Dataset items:
......
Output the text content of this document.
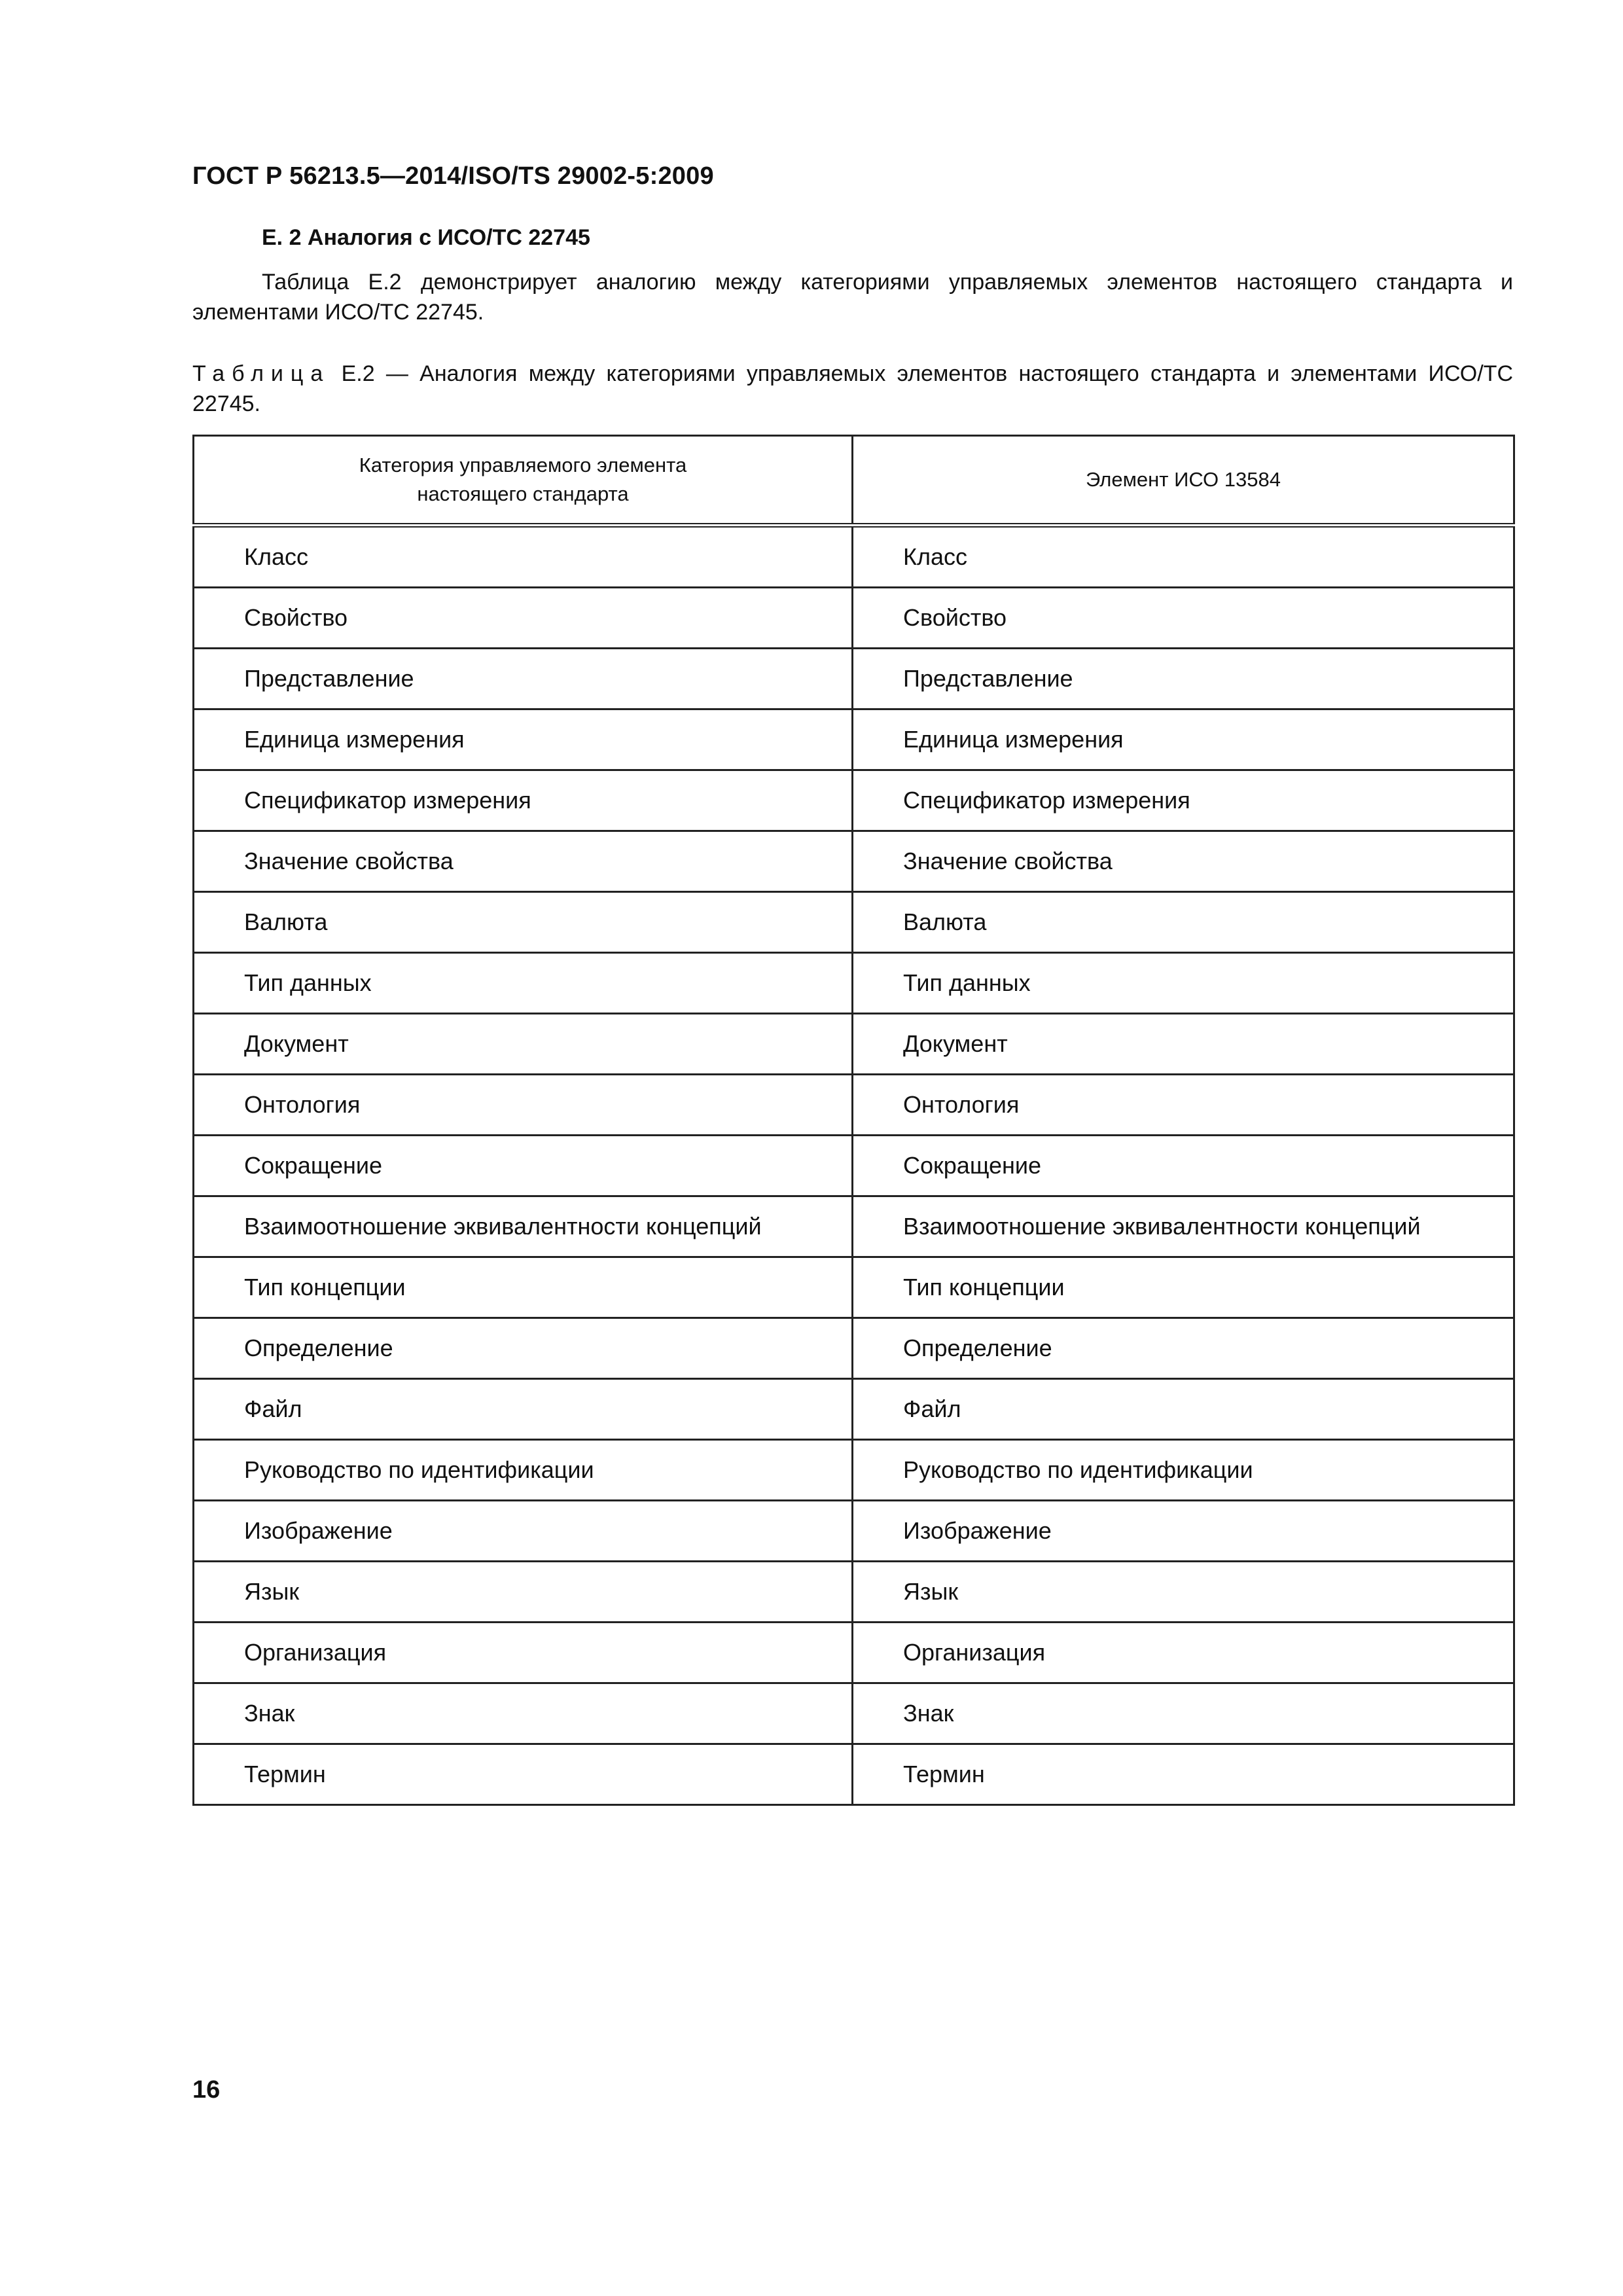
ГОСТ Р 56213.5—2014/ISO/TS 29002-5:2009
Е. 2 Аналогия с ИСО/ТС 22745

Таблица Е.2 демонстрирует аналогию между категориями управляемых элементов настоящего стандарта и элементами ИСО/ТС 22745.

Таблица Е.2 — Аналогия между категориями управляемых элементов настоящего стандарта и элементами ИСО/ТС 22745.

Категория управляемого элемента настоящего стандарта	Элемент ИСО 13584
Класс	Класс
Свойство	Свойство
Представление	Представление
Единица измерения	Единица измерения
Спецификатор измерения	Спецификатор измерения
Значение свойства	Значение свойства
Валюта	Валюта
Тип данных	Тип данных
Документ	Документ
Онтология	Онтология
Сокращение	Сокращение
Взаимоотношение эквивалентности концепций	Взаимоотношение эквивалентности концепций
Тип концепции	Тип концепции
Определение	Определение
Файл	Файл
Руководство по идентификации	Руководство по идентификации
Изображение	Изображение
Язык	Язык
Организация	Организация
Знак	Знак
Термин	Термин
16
......
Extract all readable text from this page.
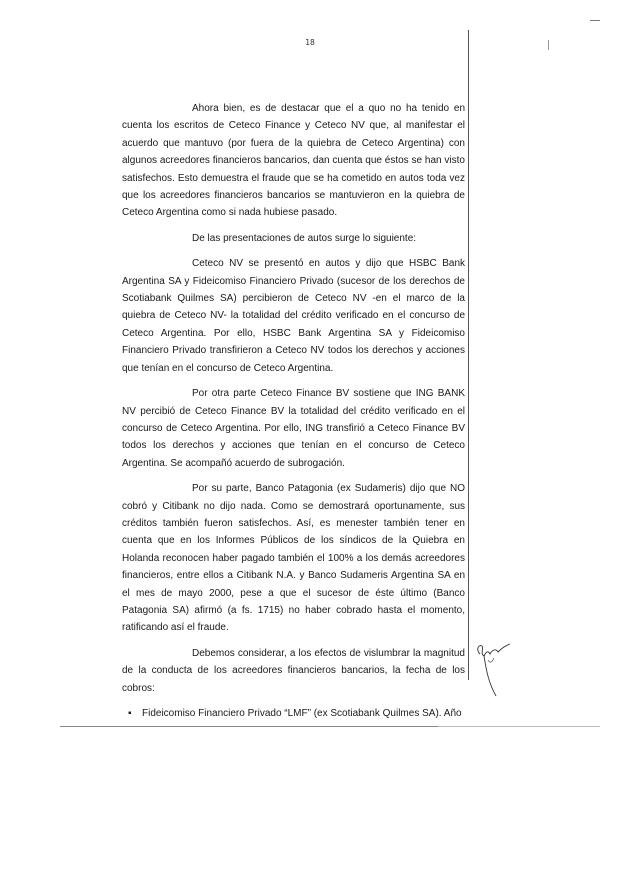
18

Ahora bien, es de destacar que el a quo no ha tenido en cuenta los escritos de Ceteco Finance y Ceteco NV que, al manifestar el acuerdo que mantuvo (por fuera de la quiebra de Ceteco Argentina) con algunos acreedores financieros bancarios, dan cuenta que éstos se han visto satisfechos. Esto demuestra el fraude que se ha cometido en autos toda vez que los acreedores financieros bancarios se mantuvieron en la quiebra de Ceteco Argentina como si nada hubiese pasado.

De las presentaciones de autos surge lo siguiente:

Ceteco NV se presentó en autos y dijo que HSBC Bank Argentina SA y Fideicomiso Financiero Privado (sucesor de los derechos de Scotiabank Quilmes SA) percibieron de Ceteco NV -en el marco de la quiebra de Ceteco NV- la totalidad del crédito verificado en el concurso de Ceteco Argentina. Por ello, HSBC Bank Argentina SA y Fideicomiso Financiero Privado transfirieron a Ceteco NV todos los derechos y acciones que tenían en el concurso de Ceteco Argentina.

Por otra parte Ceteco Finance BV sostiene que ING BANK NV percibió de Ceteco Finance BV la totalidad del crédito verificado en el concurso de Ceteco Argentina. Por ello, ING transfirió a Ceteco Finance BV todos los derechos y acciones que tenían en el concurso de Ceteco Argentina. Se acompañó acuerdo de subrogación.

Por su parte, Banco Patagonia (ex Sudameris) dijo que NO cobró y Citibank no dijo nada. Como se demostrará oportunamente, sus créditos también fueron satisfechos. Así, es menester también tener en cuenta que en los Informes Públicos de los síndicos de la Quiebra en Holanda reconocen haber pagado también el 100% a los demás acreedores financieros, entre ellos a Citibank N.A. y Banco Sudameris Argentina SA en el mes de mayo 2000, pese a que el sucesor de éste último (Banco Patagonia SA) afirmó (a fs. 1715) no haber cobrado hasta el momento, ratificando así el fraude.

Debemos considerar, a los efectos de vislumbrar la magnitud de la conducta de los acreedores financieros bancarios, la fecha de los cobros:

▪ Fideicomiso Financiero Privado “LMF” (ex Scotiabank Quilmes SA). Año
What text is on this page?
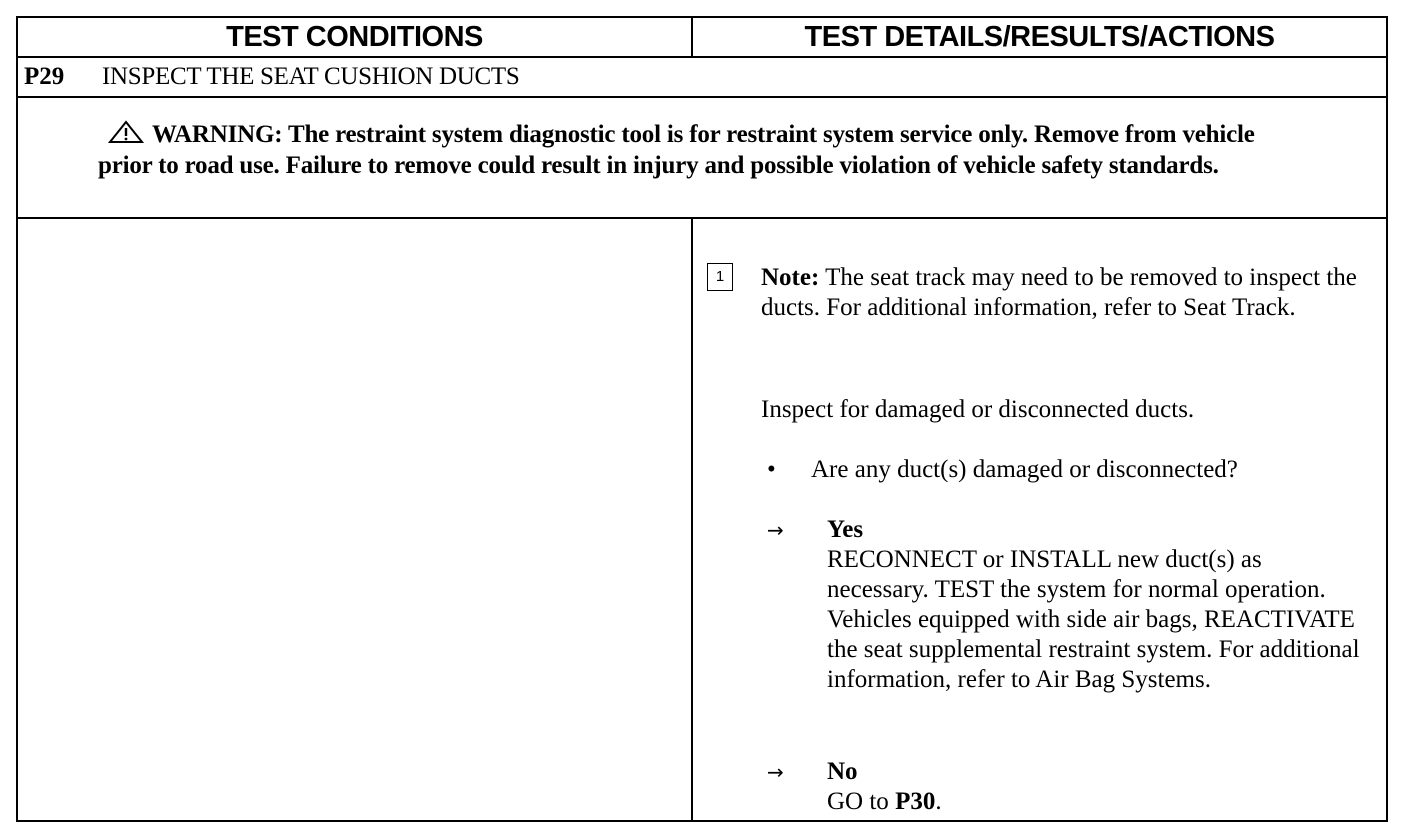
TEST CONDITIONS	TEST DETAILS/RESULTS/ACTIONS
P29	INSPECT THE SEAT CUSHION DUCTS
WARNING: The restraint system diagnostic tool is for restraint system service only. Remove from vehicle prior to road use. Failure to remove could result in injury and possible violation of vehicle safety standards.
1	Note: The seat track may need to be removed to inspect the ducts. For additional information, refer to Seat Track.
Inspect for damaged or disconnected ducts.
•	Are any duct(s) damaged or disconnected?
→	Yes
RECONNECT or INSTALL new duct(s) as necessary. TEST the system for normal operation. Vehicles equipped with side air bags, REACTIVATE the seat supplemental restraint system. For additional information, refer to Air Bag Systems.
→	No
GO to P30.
......
• [SET EXERCISE]: Which lines contain the word "acreedores"? Copy each of them.

• [CORRECT ANSWER]:
Ahora bien, es de destacar que el a quo no ha tenido en cuenta los escritos de Ceteco Finance y Ceteco NV que, al manifestar el acuerdo que mantuvo (por fuera de la quiebra de Ceteco Argentina) con algunos acreedores financieros bancarios, dan cuenta que éstos se han visto satisfechos. Esto demuestra el fraude que se ha cometido en autos toda vez que los acreedores financieros bancarios se mantuvieron en la quiebra de Ceteco Argentina como si nada hubiese pasado.
Por su parte, Banco Patagonia (ex Sudameris) dijo que NO cobró y Citibank no dijo nada. Como se demostrará oportunamente, sus créditos también fueron satisfechos. Así, es menester también tener en cuenta que en los Informes Públicos de los síndicos de la Quiebra en Holanda reconocen haber pagado también el 100% a los demás acreedores financieros, entre ellos a Citibank N.A. y Banco Sudameris Argentina SA en el mes de mayo 2000, pese a que el sucesor de éste último (Banco Patagonia SA) afirmó (a fs. 1715) no haber cobrado hasta el momento, ratificando así el fraude.
Debemos considerar, a los efectos de vislumbrar la magnitud de la conducta de los acreedores financieros bancarios, la fecha de los cobros:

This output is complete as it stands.